╭─ INPUT RECORDS

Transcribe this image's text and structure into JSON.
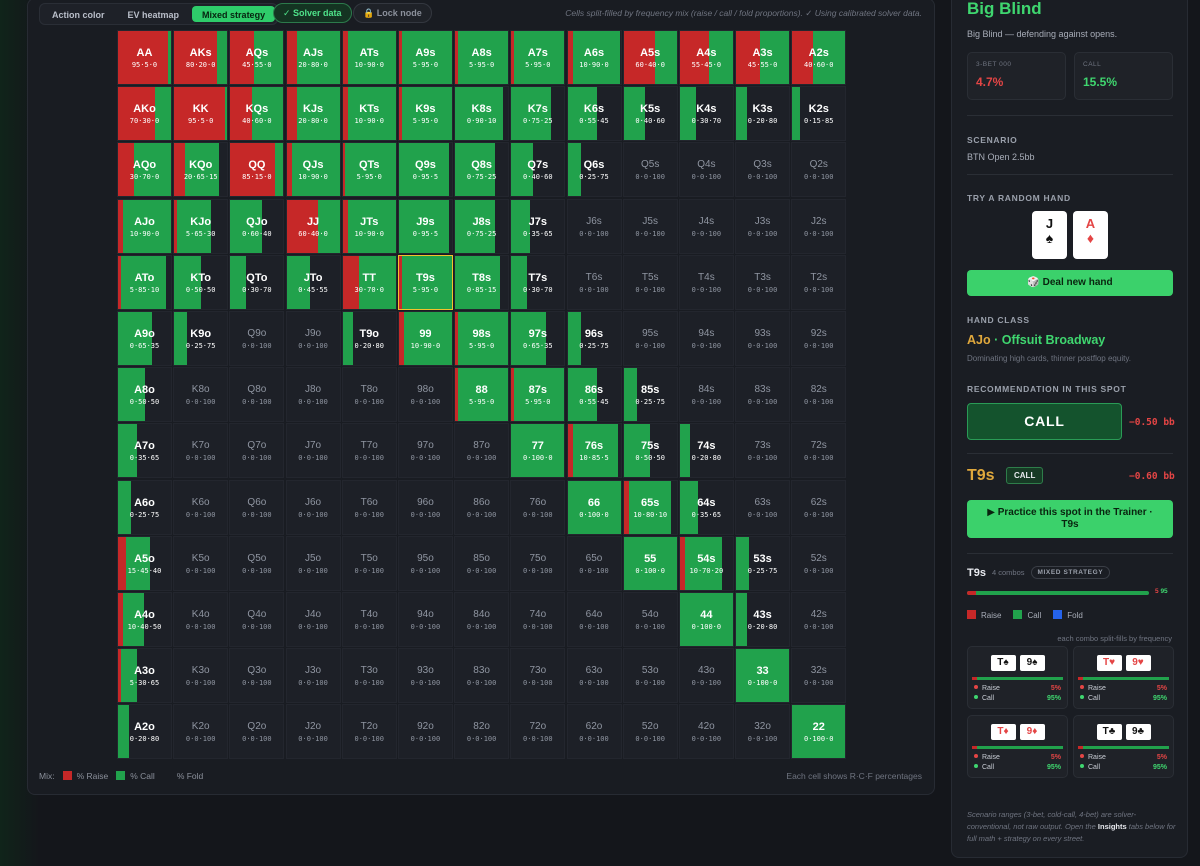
{
  "tabs": [
    {
      "label": "Action color",
      "active": false
    },
    {
      "label": "EV heatmap",
      "active": false
    },
    {
      "label": "Mixed strategy",
      "active": true
    }
  ],
  "pills": {
    "solver": "✓ Solver data",
    "lock": "🔒 Lock node"
  },
  "note": "Cells split-filled by frequency mix (raise / call / fold proportions). ✓ Using calibrated solver data.",
  "colors": {
    "raise": "#c62828",
    "call": "#21a24c",
    "fold": "#2563eb",
    "accent": "#3bd16b",
    "highlight": "#f2c32c"
  },
  "grid": {
    "selected": "T9s",
    "rows": [
      [
        "AA 95·5·0",
        "AKs 80·20·0",
        "AQs 45·55·0",
        "AJs 20·80·0",
        "ATs 10·90·0",
        "A9s 5·95·0",
        "A8s 5·95·0",
        "A7s 5·95·0",
        "A6s 10·90·0",
        "A5s 60·40·0",
        "A4s 55·45·0",
        "A3s 45·55·0",
        "A2s 40·60·0"
      ],
      [
        "AKo 70·30·0",
        "KK 95·5·0",
        "KQs 40·60·0",
        "KJs 20·80·0",
        "KTs 10·90·0",
        "K9s 5·95·0",
        "K8s 0·90·10",
        "K7s 0·75·25",
        "K6s 0·55·45",
        "K5s 0·40·60",
        "K4s 0·30·70",
        "K3s 0·20·80",
        "K2s 0·15·85"
      ],
      [
        "AQo 30·70·0",
        "KQo 20·65·15",
        "QQ 85·15·0",
        "QJs 10·90·0",
        "QTs 5·95·0",
        "Q9s 0·95·5",
        "Q8s 0·75·25",
        "Q7s 0·40·60",
        "Q6s 0·25·75",
        "Q5s 0·0·100",
        "Q4s 0·0·100",
        "Q3s 0·0·100",
        "Q2s 0·0·100"
      ],
      [
        "AJo 10·90·0",
        "KJo 5·65·30",
        "QJo 0·60·40",
        "JJ 60·40·0",
        "JTs 10·90·0",
        "J9s 0·95·5",
        "J8s 0·75·25",
        "J7s 0·35·65",
        "J6s 0·0·100",
        "J5s 0·0·100",
        "J4s 0·0·100",
        "J3s 0·0·100",
        "J2s 0·0·100"
      ],
      [
        "ATo 5·85·10",
        "KTo 0·50·50",
        "QTo 0·30·70",
        "JTo 0·45·55",
        "TT 30·70·0",
        "T9s 5·95·0",
        "T8s 0·85·15",
        "T7s 0·30·70",
        "T6s 0·0·100",
        "T5s 0·0·100",
        "T4s 0·0·100",
        "T3s 0·0·100",
        "T2s 0·0·100"
      ],
      [
        "A9o 0·65·35",
        "K9o 0·25·75",
        "Q9o 0·0·100",
        "J9o 0·0·100",
        "T9o 0·20·80",
        "99 10·90·0",
        "98s 5·95·0",
        "97s 0·65·35",
        "96s 0·25·75",
        "95s 0·0·100",
        "94s 0·0·100",
        "93s 0·0·100",
        "92s 0·0·100"
      ],
      [
        "A8o 0·50·50",
        "K8o 0·0·100",
        "Q8o 0·0·100",
        "J8o 0·0·100",
        "T8o 0·0·100",
        "98o 0·0·100",
        "88 5·95·0",
        "87s 5·95·0",
        "86s 0·55·45",
        "85s 0·25·75",
        "84s 0·0·100",
        "83s 0·0·100",
        "82s 0·0·100"
      ],
      [
        "A7o 0·35·65",
        "K7o 0·0·100",
        "Q7o 0·0·100",
        "J7o 0·0·100",
        "T7o 0·0·100",
        "97o 0·0·100",
        "87o 0·0·100",
        "77 0·100·0",
        "76s 10·85·5",
        "75s 0·50·50",
        "74s 0·20·80",
        "73s 0·0·100",
        "72s 0·0·100"
      ],
      [
        "A6o 0·25·75",
        "K6o 0·0·100",
        "Q6o 0·0·100",
        "J6o 0·0·100",
        "T6o 0·0·100",
        "96o 0·0·100",
        "86o 0·0·100",
        "76o 0·0·100",
        "66 0·100·0",
        "65s 10·80·10",
        "64s 0·35·65",
        "63s 0·0·100",
        "62s 0·0·100"
      ],
      [
        "A5o 15·45·40",
        "K5o 0·0·100",
        "Q5o 0·0·100",
        "J5o 0·0·100",
        "T5o 0·0·100",
        "95o 0·0·100",
        "85o 0·0·100",
        "75o 0·0·100",
        "65o 0·0·100",
        "55 0·100·0",
        "54s 10·70·20",
        "53s 0·25·75",
        "52s 0·0·100"
      ],
      [
        "A4o 10·40·50",
        "K4o 0·0·100",
        "Q4o 0·0·100",
        "J4o 0·0·100",
        "T4o 0·0·100",
        "94o 0·0·100",
        "84o 0·0·100",
        "74o 0·0·100",
        "64o 0·0·100",
        "54o 0·0·100",
        "44 0·100·0",
        "43s 0·20·80",
        "42s 0·0·100"
      ],
      [
        "A3o 5·30·65",
        "K3o 0·0·100",
        "Q3o 0·0·100",
        "J3o 0·0·100",
        "T3o 0·0·100",
        "93o 0·0·100",
        "83o 0·0·100",
        "73o 0·0·100",
        "63o 0·0·100",
        "53o 0·0·100",
        "43o 0·0·100",
        "33 0·100·0",
        "32s 0·0·100"
      ],
      [
        "A2o 0·20·80",
        "K2o 0·0·100",
        "Q2o 0·0·100",
        "J2o 0·0·100",
        "T2o 0·0·100",
        "92o 0·0·100",
        "82o 0·0·100",
        "72o 0·0·100",
        "62o 0·0·100",
        "52o 0·0·100",
        "42o 0·0·100",
        "32o 0·0·100",
        "22 0·100·0"
      ]
    ]
  },
  "legend": {
    "mix": "Mix:",
    "raise": "% Raise",
    "call": "% Call",
    "fold": "% Fold",
    "right": "Each cell shows R·C·F percentages"
  },
  "panel": {
    "title": "Big Blind",
    "subtitle": "Big Blind — defending against opens.",
    "stats": [
      {
        "key": "3-BET 000",
        "value": "4.7%"
      },
      {
        "key": "CALL",
        "value": "15.5%"
      }
    ],
    "scenario_label": "SCENARIO",
    "scenario": "BTN Open 2.5bb",
    "random_label": "TRY A RANDOM HAND",
    "hand_cards": [
      {
        "rank": "J",
        "suit": "♠"
      },
      {
        "rank": "A",
        "suit": "♦"
      }
    ],
    "deal": "🎲 Deal new hand",
    "hand_class_label": "HAND CLASS",
    "hand_class_code": "AJo",
    "hand_class_name": "· Offsuit Broadway",
    "hand_class_desc": "Dominating high cards, thinner postflop equity.",
    "rec_label": "RECOMMENDATION IN THIS SPOT",
    "rec_action": "CALL",
    "rec_ev": "−0.50 bb",
    "focus_hand": "T9s",
    "focus_badge": "CALL",
    "focus_ev": "−0.60 bb",
    "practice_line1": "▶ Practice this spot in the Trainer ·",
    "practice_line2": "T9s",
    "combo_hand": "T9s",
    "combo_count": "4 combos",
    "combo_badge": "MIXED STRATEGY",
    "freq_raise": 5,
    "freq_label_r": "5",
    "freq_label_c": "95",
    "legend": [
      "Raise",
      "Call",
      "Fold"
    ],
    "each_note": "each combo split-fills by frequency",
    "combos": [
      {
        "c1": "T♠",
        "c2": "9♠",
        "raise": "5%",
        "call": "95%"
      },
      {
        "c1": "T♥",
        "c2": "9♥",
        "raise": "5%",
        "call": "95%"
      },
      {
        "c1": "T♦",
        "c2": "9♦",
        "raise": "5%",
        "call": "95%"
      },
      {
        "c1": "T♣",
        "c2": "9♣",
        "raise": "5%",
        "call": "95%"
      }
    ],
    "combo_raise_label": "Raise",
    "combo_call_label": "Call",
    "foot_a": "Scenario ranges (3-bet, cold-call, 4-bet) are solver-conventional, not raw output. Open the ",
    "foot_b": "Insights",
    "foot_c": " tabs below for full math + strategy on every street."
  }
}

╰─

WHAT TO PRODUCE: Reply with one number only: how many lines of the listing hold "data"?

RESULT FOR THIS EXERCISE: 2